What you need to do> Scan the data beneath this task and copy each line that includes "información".

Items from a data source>
◆ ◆ ◆ ◆
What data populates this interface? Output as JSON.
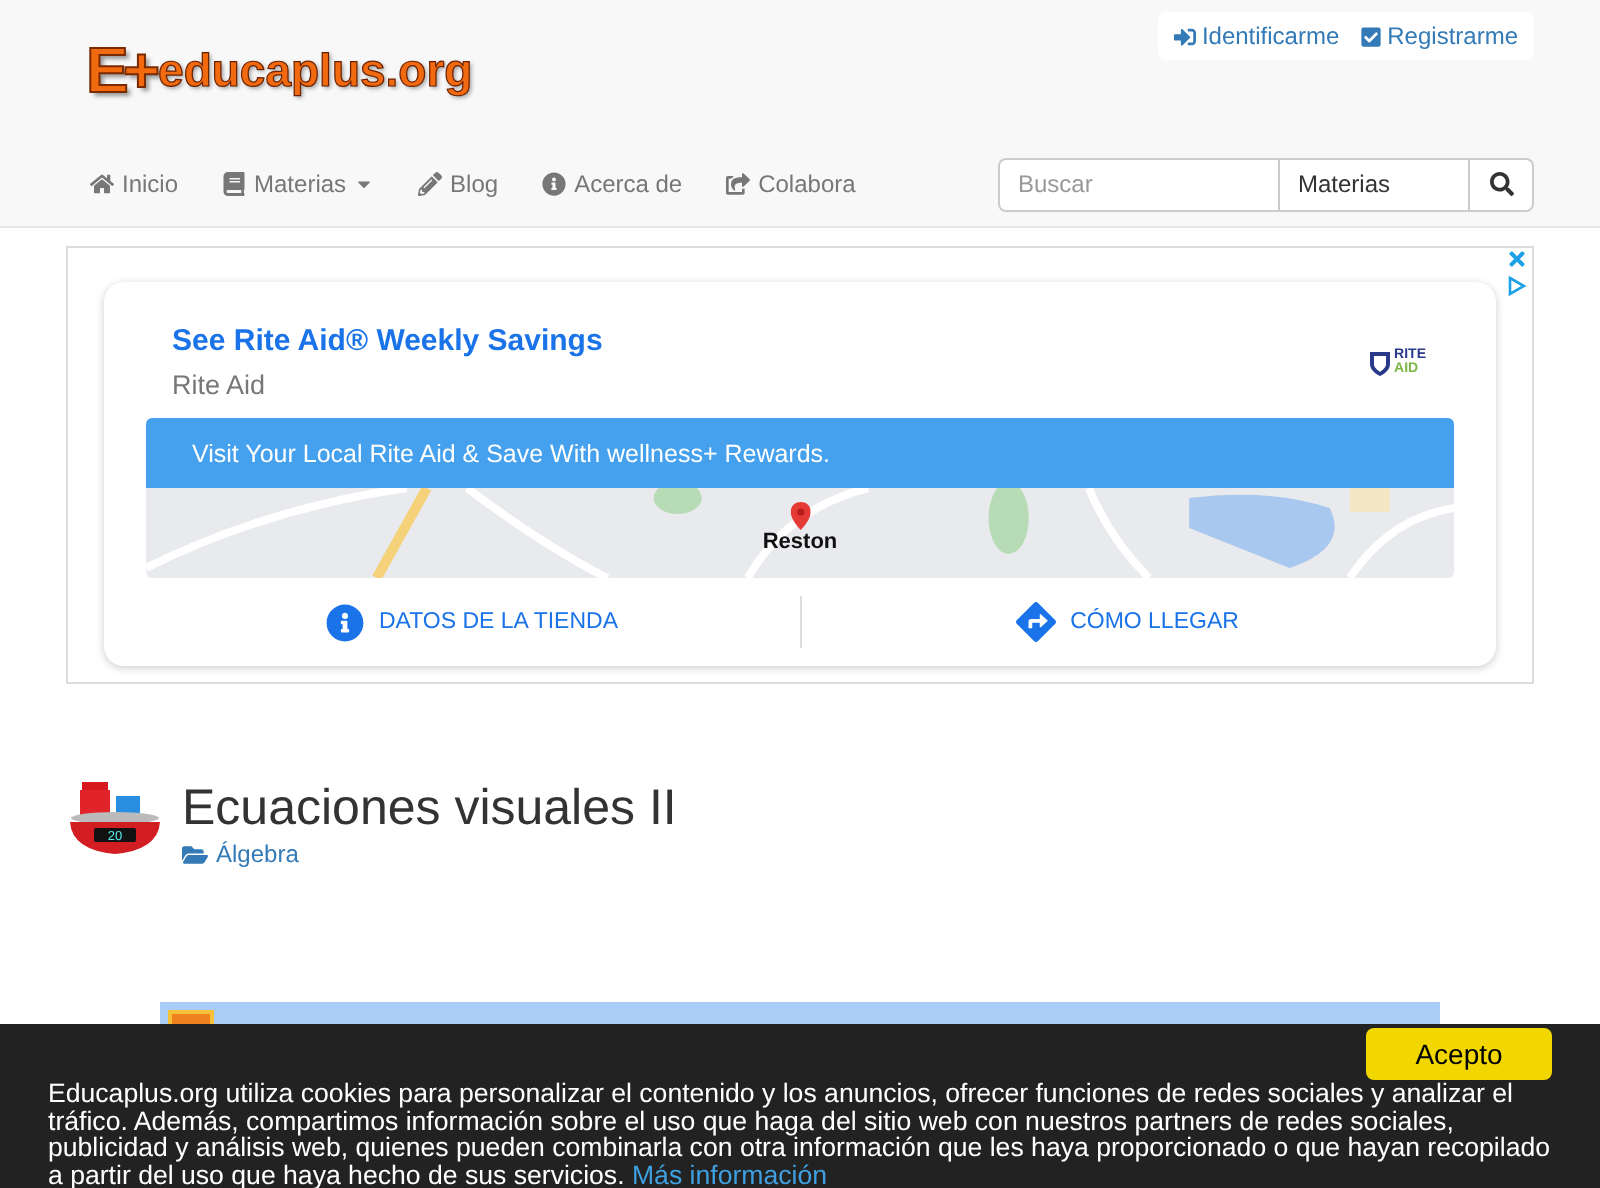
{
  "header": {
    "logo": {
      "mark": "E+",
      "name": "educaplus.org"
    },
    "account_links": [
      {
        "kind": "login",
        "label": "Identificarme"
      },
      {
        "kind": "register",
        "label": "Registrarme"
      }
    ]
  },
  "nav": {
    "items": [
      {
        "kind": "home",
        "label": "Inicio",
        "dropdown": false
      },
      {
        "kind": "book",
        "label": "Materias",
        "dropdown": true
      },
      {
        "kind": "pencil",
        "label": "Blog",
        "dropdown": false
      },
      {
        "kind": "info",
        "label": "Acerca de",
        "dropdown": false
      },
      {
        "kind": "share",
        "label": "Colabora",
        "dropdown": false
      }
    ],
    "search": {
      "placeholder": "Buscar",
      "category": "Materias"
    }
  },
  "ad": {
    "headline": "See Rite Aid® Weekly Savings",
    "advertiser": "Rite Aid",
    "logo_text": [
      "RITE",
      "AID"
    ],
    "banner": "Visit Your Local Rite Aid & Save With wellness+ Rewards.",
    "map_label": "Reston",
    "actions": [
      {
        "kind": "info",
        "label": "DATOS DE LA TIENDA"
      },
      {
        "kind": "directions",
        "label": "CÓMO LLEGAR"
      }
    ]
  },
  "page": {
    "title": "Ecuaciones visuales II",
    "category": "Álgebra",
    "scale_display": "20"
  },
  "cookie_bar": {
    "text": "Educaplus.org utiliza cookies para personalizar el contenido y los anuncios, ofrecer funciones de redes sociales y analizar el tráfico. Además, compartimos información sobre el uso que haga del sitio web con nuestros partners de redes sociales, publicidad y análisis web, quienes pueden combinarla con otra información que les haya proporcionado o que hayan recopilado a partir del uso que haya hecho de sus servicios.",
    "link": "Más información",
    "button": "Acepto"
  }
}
◆ ◆ ◆ ◆
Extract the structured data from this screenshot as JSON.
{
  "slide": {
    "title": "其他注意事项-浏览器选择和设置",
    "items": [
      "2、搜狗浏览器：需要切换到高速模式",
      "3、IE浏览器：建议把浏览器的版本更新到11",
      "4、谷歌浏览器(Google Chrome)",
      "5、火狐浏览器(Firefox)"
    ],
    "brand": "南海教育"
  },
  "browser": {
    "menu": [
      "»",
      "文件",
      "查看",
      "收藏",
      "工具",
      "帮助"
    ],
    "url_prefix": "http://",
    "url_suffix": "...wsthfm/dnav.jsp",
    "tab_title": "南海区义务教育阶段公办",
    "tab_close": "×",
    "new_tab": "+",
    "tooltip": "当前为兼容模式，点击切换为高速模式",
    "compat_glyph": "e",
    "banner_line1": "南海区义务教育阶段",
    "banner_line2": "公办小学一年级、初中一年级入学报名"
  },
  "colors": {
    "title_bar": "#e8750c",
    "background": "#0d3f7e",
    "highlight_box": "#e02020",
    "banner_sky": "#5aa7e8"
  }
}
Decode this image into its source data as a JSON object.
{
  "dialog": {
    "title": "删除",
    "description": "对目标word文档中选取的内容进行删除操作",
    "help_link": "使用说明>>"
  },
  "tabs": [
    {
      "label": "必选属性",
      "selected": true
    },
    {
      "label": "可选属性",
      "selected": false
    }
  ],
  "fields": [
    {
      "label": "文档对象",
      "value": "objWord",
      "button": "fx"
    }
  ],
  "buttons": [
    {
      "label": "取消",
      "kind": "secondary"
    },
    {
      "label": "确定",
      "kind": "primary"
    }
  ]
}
◆ ◆ ◆ ◆
Output below>
    "text": "Educaplus.org utiliza cookies para personalizar el contenido y los anuncios, ofrecer funciones de redes sociales y analizar el tráfico. Además, compartimos información sobre el uso que haga del sitio web con nuestros partners de redes sociales, publicidad y análisis web, quienes pueden combinarla con otra información que les haya proporcionado o que hayan recopilado a partir del uso que haya hecho de sus servicios.",
    "link": "Más información",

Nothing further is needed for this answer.